- [GIVEN PROBLEM A]
From the passage on the state of the legal market, copy out the part that opens with the words containing "The principal audience" and closes with "some legal services.", substituting "managing partners" for "law firm leaders".
- [GIVEN PROBLEM B]
List the groups of lawyers that the passage on the state of the legal market names as not included in the Georgetown/Peer Monitor survey.

- [DOCUMENT EXTRACT]
Realistic projections about the future should start with a clear-eyed vision of the present. To assist in that endeavor, the Georgetown Law Center for the Study of the Legal Profession and Thomson Reuters Peer Monitor recently released their always useful annual “Report on the State of the Legal Market.”

The Importance of the Report

The Report does not reach every segment of the profession. For example, government lawyers, legal aid societies, in-house legal staffs, and sole practitioners are among several groups that the Georgetown/Peer Monitor survey does not include. But it samples a sufficiently broad range of firms to capture important overall trends. In particular, it compiles results from 149 law firms, including 51 from the Am Law 100, 46 from the Am Law 2nd 100, and 52 others. It includes Big Law, but it also includes a slice of not-so-big law.

The principal audience for the Georgetown/Peer Monitor Report is law firm leaders. The Report’s advice is sound and, to my regular readers, familiar. Rethink business models away from reliance on internally destructive short-term metrics (billable hours, fee growth, leverage). Focus on the client’s return on investment rather than the law firm’s. Don’t expect a reprise of equity partner profit increases that occurred from 2004 through 2007 (cumulative rate of 25.6 percent). Beware of disrupters threatening the market power that many firms have enjoyed over some legal services.

- [SUPPLIED INFORMATION]
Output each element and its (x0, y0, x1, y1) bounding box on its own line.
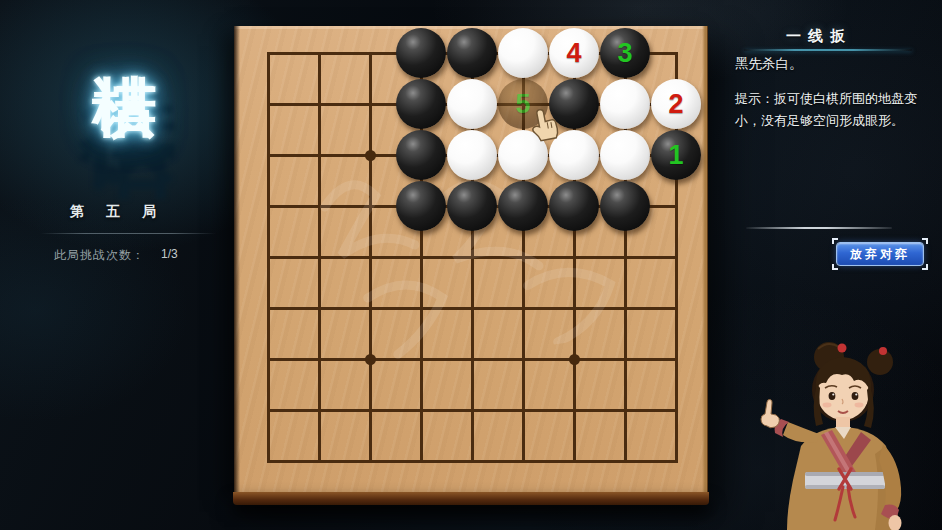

- [FINAL ANSWER A]
The principal audience for the Georgetown/Peer Monitor Report is managing partners. The Report’s advice is sound and, to my regular readers, familiar. Rethink business models away from reliance on internally destructive short-term metrics (billable hours, fee growth, leverage). Focus on the client’s return on investment rather than the law firm’s. Don’t expect a reprise of equity partner profit increases that occurred from 2004 through 2007 (cumulative rate of 25.6 percent). Beware of disrupters threatening the market power that many firms have enjoyed over some legal services.

- [FINAL ANSWER B]
- government lawyers
- legal aid societies
- in-house legal staffs
- sole practitioners